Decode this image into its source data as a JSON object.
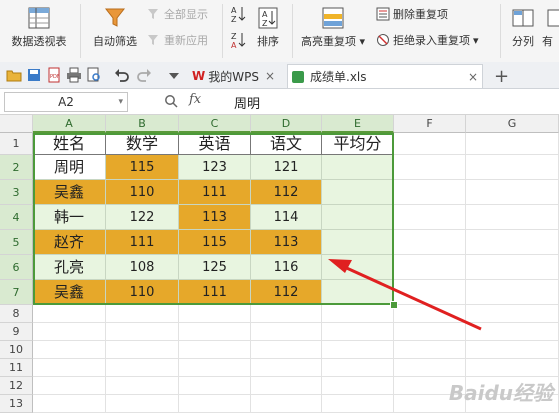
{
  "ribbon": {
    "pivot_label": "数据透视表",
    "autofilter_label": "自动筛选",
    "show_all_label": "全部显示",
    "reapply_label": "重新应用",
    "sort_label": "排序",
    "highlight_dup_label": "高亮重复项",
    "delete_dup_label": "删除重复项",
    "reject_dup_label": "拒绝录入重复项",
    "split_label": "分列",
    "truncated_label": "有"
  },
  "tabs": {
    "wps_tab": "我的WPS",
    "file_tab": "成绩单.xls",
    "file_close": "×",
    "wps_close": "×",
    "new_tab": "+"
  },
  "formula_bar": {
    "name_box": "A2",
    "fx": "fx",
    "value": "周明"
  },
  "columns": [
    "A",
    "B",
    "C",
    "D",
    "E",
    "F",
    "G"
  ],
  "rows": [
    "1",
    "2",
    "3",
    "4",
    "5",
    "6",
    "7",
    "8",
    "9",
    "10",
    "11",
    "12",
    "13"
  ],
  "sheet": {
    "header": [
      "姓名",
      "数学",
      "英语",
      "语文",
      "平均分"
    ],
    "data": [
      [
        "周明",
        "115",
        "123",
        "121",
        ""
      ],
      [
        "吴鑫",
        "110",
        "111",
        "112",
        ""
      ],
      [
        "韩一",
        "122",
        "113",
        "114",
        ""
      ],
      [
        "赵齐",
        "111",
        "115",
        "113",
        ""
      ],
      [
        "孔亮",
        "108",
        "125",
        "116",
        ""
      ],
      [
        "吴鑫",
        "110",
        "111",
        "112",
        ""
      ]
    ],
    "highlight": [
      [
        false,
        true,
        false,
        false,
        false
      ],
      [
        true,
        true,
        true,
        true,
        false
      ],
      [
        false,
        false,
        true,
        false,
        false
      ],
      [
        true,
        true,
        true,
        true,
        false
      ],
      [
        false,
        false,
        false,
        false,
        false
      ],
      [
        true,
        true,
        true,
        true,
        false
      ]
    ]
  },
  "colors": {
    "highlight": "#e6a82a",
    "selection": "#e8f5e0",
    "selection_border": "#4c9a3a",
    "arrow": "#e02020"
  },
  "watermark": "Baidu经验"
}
• • •
**TASK REQUIREMENTS**
Extract the full listing exactly, with the pictures left out.

**FINAL RESULT**
Decode this image into its source data as a JSON object.
{
  "ribbon": {
    "pivot_label": "数据透视表",
    "autofilter_label": "自动筛选",
    "show_all_label": "全部显示",
    "reapply_label": "重新应用",
    "sort_label": "排序",
    "highlight_dup_label": "高亮重复项",
    "delete_dup_label": "删除重复项",
    "reject_dup_label": "拒绝录入重复项",
    "split_label": "分列",
    "truncated_label": "有"
  },
  "tabs": {
    "wps_tab": "我的WPS",
    "file_tab": "成绩单.xls",
    "file_close": "×",
    "wps_close": "×",
    "new_tab": "+"
  },
  "formula_bar": {
    "name_box": "A2",
    "fx": "fx",
    "value": "周明"
  },
  "columns": [
    "A",
    "B",
    "C",
    "D",
    "E",
    "F",
    "G"
  ],
  "rows": [
    "1",
    "2",
    "3",
    "4",
    "5",
    "6",
    "7",
    "8",
    "9",
    "10",
    "11",
    "12",
    "13"
  ],
  "sheet": {
    "header": [
      "姓名",
      "数学",
      "英语",
      "语文",
      "平均分"
    ],
    "data": [
      [
        "周明",
        "115",
        "123",
        "121",
        ""
      ],
      [
        "吴鑫",
        "110",
        "111",
        "112",
        ""
      ],
      [
        "韩一",
        "122",
        "113",
        "114",
        ""
      ],
      [
        "赵齐",
        "111",
        "115",
        "113",
        ""
      ],
      [
        "孔亮",
        "108",
        "125",
        "116",
        ""
      ],
      [
        "吴鑫",
        "110",
        "111",
        "112",
        ""
      ]
    ],
    "highlight": [
      [
        false,
        true,
        false,
        false,
        false
      ],
      [
        true,
        true,
        true,
        true,
        false
      ],
      [
        false,
        false,
        true,
        false,
        false
      ],
      [
        true,
        true,
        true,
        true,
        false
      ],
      [
        false,
        false,
        false,
        false,
        false
      ],
      [
        true,
        true,
        true,
        true,
        false
      ]
    ]
  },
  "colors": {
    "highlight": "#e6a82a",
    "selection": "#e8f5e0",
    "selection_border": "#4c9a3a",
    "arrow": "#e02020"
  },
  "watermark": "Baidu经验"
}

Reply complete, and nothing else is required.